# Excerpted data
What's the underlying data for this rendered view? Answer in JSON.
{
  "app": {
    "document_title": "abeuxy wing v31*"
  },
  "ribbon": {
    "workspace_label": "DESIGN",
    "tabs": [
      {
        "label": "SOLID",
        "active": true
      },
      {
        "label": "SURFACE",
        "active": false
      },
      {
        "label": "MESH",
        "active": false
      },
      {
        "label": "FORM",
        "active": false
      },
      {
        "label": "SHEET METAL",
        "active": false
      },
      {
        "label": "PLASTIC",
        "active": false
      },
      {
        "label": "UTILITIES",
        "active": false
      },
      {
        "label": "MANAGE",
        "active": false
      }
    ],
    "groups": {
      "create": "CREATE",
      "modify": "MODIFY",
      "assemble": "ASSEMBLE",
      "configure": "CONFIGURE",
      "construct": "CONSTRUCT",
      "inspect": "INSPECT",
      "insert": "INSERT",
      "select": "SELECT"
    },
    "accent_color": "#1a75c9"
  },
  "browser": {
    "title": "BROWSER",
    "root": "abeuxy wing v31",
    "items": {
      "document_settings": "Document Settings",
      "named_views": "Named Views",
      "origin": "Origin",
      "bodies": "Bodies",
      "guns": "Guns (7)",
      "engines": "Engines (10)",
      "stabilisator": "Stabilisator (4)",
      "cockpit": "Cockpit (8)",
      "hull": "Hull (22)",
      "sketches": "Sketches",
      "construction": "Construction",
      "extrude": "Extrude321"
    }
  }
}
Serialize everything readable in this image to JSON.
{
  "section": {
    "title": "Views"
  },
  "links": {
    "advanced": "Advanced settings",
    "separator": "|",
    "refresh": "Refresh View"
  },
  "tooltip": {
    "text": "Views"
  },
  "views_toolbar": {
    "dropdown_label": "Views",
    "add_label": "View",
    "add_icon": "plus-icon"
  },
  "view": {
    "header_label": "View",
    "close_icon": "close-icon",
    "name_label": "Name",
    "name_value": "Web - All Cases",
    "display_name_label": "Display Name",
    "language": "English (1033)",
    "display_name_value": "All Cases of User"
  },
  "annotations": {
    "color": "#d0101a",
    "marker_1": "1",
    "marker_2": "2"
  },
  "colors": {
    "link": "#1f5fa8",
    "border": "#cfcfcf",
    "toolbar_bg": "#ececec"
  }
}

# Job
Every line of the data above should be reproduced word for word.

# The response
What's the underlying data for this rendered view? Answer in JSON.
{
  "app": {
    "document_title": "abeuxy wing v31*"
  },
  "ribbon": {
    "workspace_label": "DESIGN",
    "tabs": [
      {
        "label": "SOLID",
        "active": true
      },
      {
        "label": "SURFACE",
        "active": false
      },
      {
        "label": "MESH",
        "active": false
      },
      {
        "label": "FORM",
        "active": false
      },
      {
        "label": "SHEET METAL",
        "active": false
      },
      {
        "label": "PLASTIC",
        "active": false
      },
      {
        "label": "UTILITIES",
        "active": false
      },
      {
        "label": "MANAGE",
        "active": false
      }
    ],
    "groups": {
      "create": "CREATE",
      "modify": "MODIFY",
      "assemble": "ASSEMBLE",
      "configure": "CONFIGURE",
      "construct": "CONSTRUCT",
      "inspect": "INSPECT",
      "insert": "INSERT",
      "select": "SELECT"
    },
    "accent_color": "#1a75c9"
  },
  "browser": {
    "title": "BROWSER",
    "root": "abeuxy wing v31",
    "items": {
      "document_settings": "Document Settings",
      "named_views": "Named Views",
      "origin": "Origin",
      "bodies": "Bodies",
      "guns": "Guns (7)",
      "engines": "Engines (10)",
      "stabilisator": "Stabilisator (4)",
      "cockpit": "Cockpit (8)",
      "hull": "Hull (22)",
      "sketches": "Sketches",
      "construction": "Construction",
      "extrude": "Extrude321"
    }
  }
}
Serialize everything readable in this image to JSON.
{
  "section": {
    "title": "Views"
  },
  "links": {
    "advanced": "Advanced settings",
    "separator": "|",
    "refresh": "Refresh View"
  },
  "tooltip": {
    "text": "Views"
  },
  "views_toolbar": {
    "dropdown_label": "Views",
    "add_label": "View",
    "add_icon": "plus-icon"
  },
  "view": {
    "header_label": "View",
    "close_icon": "close-icon",
    "name_label": "Name",
    "name_value": "Web - All Cases",
    "display_name_label": "Display Name",
    "language": "English (1033)",
    "display_name_value": "All Cases of User"
  },
  "annotations": {
    "color": "#d0101a",
    "marker_1": "1",
    "marker_2": "2"
  },
  "colors": {
    "link": "#1f5fa8",
    "border": "#cfcfcf",
    "toolbar_bg": "#ececec"
  }
}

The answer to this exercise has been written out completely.